EXERCISE
Output all the material that follows, exactly as given.
● ● ● ●
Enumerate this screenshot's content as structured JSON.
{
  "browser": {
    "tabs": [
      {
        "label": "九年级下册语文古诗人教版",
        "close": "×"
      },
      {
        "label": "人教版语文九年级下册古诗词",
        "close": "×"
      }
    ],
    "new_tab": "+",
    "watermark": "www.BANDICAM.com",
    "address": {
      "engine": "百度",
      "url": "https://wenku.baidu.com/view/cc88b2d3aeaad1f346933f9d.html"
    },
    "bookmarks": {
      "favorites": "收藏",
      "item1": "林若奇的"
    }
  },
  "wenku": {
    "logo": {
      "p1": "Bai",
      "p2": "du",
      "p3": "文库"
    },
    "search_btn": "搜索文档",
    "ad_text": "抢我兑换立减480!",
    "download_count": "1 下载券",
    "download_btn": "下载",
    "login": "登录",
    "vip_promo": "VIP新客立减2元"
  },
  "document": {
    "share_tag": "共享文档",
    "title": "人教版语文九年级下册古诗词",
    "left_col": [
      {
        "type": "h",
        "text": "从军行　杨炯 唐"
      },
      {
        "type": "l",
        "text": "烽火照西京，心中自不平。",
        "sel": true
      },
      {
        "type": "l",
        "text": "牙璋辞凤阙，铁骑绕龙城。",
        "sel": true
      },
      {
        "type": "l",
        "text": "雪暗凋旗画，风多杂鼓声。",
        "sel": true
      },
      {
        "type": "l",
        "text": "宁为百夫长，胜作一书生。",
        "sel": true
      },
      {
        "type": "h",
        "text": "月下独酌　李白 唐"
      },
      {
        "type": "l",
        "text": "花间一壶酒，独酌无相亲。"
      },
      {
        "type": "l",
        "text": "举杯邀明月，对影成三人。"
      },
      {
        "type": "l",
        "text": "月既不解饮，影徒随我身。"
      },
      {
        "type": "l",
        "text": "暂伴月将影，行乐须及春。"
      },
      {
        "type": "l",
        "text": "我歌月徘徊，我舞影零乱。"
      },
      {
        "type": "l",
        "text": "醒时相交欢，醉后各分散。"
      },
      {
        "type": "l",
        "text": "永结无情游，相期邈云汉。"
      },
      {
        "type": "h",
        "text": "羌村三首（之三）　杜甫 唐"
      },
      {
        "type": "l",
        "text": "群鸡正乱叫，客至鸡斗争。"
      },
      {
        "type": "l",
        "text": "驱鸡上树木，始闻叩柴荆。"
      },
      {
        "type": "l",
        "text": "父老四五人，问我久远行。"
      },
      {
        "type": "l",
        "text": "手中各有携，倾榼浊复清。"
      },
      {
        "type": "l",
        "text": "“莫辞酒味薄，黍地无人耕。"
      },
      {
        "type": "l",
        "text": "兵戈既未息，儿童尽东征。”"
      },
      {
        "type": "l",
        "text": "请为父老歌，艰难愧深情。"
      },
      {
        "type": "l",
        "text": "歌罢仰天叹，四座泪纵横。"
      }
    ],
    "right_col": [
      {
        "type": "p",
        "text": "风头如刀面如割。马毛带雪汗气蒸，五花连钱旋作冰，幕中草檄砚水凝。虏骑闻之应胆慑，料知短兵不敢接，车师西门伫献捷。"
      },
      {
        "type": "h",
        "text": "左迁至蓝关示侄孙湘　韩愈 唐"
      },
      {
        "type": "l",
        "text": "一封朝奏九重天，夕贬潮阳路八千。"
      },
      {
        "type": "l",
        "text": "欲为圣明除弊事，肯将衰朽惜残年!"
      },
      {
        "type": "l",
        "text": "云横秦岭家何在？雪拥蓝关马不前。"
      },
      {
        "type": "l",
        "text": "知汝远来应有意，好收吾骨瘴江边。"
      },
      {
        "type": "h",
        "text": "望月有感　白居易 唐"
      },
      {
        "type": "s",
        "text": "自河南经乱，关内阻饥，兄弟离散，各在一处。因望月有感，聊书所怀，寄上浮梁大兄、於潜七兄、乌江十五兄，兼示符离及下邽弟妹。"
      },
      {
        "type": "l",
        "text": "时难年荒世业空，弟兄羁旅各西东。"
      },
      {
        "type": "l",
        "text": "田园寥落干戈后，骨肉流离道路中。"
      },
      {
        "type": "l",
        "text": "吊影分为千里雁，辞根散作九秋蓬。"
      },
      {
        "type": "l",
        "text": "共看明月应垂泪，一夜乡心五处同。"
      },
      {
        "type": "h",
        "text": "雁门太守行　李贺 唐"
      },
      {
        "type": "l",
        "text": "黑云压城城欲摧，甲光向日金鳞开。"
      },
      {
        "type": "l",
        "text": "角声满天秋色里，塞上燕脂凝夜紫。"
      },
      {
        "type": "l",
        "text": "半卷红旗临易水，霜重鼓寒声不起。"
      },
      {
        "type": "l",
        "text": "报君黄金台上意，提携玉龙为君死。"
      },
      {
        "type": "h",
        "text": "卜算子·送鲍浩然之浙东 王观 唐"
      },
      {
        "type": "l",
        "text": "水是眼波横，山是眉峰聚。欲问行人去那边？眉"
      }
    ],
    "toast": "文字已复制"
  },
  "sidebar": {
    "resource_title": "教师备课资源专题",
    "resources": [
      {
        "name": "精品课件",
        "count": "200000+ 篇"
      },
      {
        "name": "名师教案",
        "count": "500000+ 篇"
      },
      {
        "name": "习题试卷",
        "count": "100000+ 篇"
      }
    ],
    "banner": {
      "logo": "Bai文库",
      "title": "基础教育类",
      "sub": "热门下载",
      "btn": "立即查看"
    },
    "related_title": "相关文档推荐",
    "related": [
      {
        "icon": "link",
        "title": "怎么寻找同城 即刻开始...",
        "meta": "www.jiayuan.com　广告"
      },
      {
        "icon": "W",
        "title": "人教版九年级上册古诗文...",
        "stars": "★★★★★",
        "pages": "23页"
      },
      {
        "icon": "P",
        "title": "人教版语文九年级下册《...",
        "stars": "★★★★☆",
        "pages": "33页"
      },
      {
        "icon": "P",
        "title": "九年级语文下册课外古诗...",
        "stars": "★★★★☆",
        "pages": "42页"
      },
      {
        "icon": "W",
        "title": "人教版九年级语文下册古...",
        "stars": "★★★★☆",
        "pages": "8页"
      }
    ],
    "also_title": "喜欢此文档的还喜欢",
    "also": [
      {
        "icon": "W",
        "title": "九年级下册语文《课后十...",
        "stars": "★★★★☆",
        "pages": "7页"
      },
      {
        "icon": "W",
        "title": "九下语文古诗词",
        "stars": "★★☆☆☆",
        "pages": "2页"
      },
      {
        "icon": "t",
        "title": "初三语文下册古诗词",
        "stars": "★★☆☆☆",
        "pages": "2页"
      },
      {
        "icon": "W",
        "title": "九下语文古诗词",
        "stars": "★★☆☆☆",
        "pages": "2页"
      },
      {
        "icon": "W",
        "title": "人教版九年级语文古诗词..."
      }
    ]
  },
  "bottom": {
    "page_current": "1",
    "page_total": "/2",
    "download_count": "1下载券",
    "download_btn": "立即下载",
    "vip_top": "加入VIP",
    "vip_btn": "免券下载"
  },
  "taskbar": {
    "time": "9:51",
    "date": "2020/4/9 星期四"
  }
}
● ● ● ●
PROBLEM SOLUTION
Enumerate this screenshot's content as structured JSON.
{
  "browser": {
    "tabs": [
      {
        "label": "九年级下册语文古诗人教版",
        "close": "×"
      },
      {
        "label": "人教版语文九年级下册古诗词",
        "close": "×"
      }
    ],
    "new_tab": "+",
    "watermark": "www.BANDICAM.com",
    "address": {
      "engine": "百度",
      "url": "https://wenku.baidu.com/view/cc88b2d3aeaad1f346933f9d.html"
    },
    "bookmarks": {
      "favorites": "收藏",
      "item1": "林若奇的"
    }
  },
  "wenku": {
    "logo": {
      "p1": "Bai",
      "p2": "du",
      "p3": "文库"
    },
    "search_btn": "搜索文档",
    "ad_text": "抢我兑换立减480!",
    "download_count": "1 下载券",
    "download_btn": "下载",
    "login": "登录",
    "vip_promo": "VIP新客立减2元"
  },
  "document": {
    "share_tag": "共享文档",
    "title": "人教版语文九年级下册古诗词",
    "left_col": [
      {
        "type": "h",
        "text": "从军行　杨炯 唐"
      },
      {
        "type": "l",
        "text": "烽火照西京，心中自不平。",
        "sel": true
      },
      {
        "type": "l",
        "text": "牙璋辞凤阙，铁骑绕龙城。",
        "sel": true
      },
      {
        "type": "l",
        "text": "雪暗凋旗画，风多杂鼓声。",
        "sel": true
      },
      {
        "type": "l",
        "text": "宁为百夫长，胜作一书生。",
        "sel": true
      },
      {
        "type": "h",
        "text": "月下独酌　李白 唐"
      },
      {
        "type": "l",
        "text": "花间一壶酒，独酌无相亲。"
      },
      {
        "type": "l",
        "text": "举杯邀明月，对影成三人。"
      },
      {
        "type": "l",
        "text": "月既不解饮，影徒随我身。"
      },
      {
        "type": "l",
        "text": "暂伴月将影，行乐须及春。"
      },
      {
        "type": "l",
        "text": "我歌月徘徊，我舞影零乱。"
      },
      {
        "type": "l",
        "text": "醒时相交欢，醉后各分散。"
      },
      {
        "type": "l",
        "text": "永结无情游，相期邈云汉。"
      },
      {
        "type": "h",
        "text": "羌村三首（之三）　杜甫 唐"
      },
      {
        "type": "l",
        "text": "群鸡正乱叫，客至鸡斗争。"
      },
      {
        "type": "l",
        "text": "驱鸡上树木，始闻叩柴荆。"
      },
      {
        "type": "l",
        "text": "父老四五人，问我久远行。"
      },
      {
        "type": "l",
        "text": "手中各有携，倾榼浊复清。"
      },
      {
        "type": "l",
        "text": "“莫辞酒味薄，黍地无人耕。"
      },
      {
        "type": "l",
        "text": "兵戈既未息，儿童尽东征。”"
      },
      {
        "type": "l",
        "text": "请为父老歌，艰难愧深情。"
      },
      {
        "type": "l",
        "text": "歌罢仰天叹，四座泪纵横。"
      }
    ],
    "right_col": [
      {
        "type": "p",
        "text": "风头如刀面如割。马毛带雪汗气蒸，五花连钱旋作冰，幕中草檄砚水凝。虏骑闻之应胆慑，料知短兵不敢接，车师西门伫献捷。"
      },
      {
        "type": "h",
        "text": "左迁至蓝关示侄孙湘　韩愈 唐"
      },
      {
        "type": "l",
        "text": "一封朝奏九重天，夕贬潮阳路八千。"
      },
      {
        "type": "l",
        "text": "欲为圣明除弊事，肯将衰朽惜残年!"
      },
      {
        "type": "l",
        "text": "云横秦岭家何在？雪拥蓝关马不前。"
      },
      {
        "type": "l",
        "text": "知汝远来应有意，好收吾骨瘴江边。"
      },
      {
        "type": "h",
        "text": "望月有感　白居易 唐"
      },
      {
        "type": "s",
        "text": "自河南经乱，关内阻饥，兄弟离散，各在一处。因望月有感，聊书所怀，寄上浮梁大兄、於潜七兄、乌江十五兄，兼示符离及下邽弟妹。"
      },
      {
        "type": "l",
        "text": "时难年荒世业空，弟兄羁旅各西东。"
      },
      {
        "type": "l",
        "text": "田园寥落干戈后，骨肉流离道路中。"
      },
      {
        "type": "l",
        "text": "吊影分为千里雁，辞根散作九秋蓬。"
      },
      {
        "type": "l",
        "text": "共看明月应垂泪，一夜乡心五处同。"
      },
      {
        "type": "h",
        "text": "雁门太守行　李贺 唐"
      },
      {
        "type": "l",
        "text": "黑云压城城欲摧，甲光向日金鳞开。"
      },
      {
        "type": "l",
        "text": "角声满天秋色里，塞上燕脂凝夜紫。"
      },
      {
        "type": "l",
        "text": "半卷红旗临易水，霜重鼓寒声不起。"
      },
      {
        "type": "l",
        "text": "报君黄金台上意，提携玉龙为君死。"
      },
      {
        "type": "h",
        "text": "卜算子·送鲍浩然之浙东 王观 唐"
      },
      {
        "type": "l",
        "text": "水是眼波横，山是眉峰聚。欲问行人去那边？眉"
      }
    ],
    "toast": "文字已复制"
  },
  "sidebar": {
    "resource_title": "教师备课资源专题",
    "resources": [
      {
        "name": "精品课件",
        "count": "200000+ 篇"
      },
      {
        "name": "名师教案",
        "count": "500000+ 篇"
      },
      {
        "name": "习题试卷",
        "count": "100000+ 篇"
      }
    ],
    "banner": {
      "logo": "Bai文库",
      "title": "基础教育类",
      "sub": "热门下载",
      "btn": "立即查看"
    },
    "related_title": "相关文档推荐",
    "related": [
      {
        "icon": "link",
        "title": "怎么寻找同城 即刻开始...",
        "meta": "www.jiayuan.com　广告"
      },
      {
        "icon": "W",
        "title": "人教版九年级上册古诗文...",
        "stars": "★★★★★",
        "pages": "23页"
      },
      {
        "icon": "P",
        "title": "人教版语文九年级下册《...",
        "stars": "★★★★☆",
        "pages": "33页"
      },
      {
        "icon": "P",
        "title": "九年级语文下册课外古诗...",
        "stars": "★★★★☆",
        "pages": "42页"
      },
      {
        "icon": "W",
        "title": "人教版九年级语文下册古...",
        "stars": "★★★★☆",
        "pages": "8页"
      }
    ],
    "also_title": "喜欢此文档的还喜欢",
    "also": [
      {
        "icon": "W",
        "title": "九年级下册语文《课后十...",
        "stars": "★★★★☆",
        "pages": "7页"
      },
      {
        "icon": "W",
        "title": "九下语文古诗词",
        "stars": "★★☆☆☆",
        "pages": "2页"
      },
      {
        "icon": "t",
        "title": "初三语文下册古诗词",
        "stars": "★★☆☆☆",
        "pages": "2页"
      },
      {
        "icon": "W",
        "title": "九下语文古诗词",
        "stars": "★★☆☆☆",
        "pages": "2页"
      },
      {
        "icon": "W",
        "title": "人教版九年级语文古诗词..."
      }
    ]
  },
  "bottom": {
    "page_current": "1",
    "page_total": "/2",
    "download_count": "1下载券",
    "download_btn": "立即下载",
    "vip_top": "加入VIP",
    "vip_btn": "免券下载"
  },
  "taskbar": {
    "time": "9:51",
    "date": "2020/4/9 星期四"
  }
}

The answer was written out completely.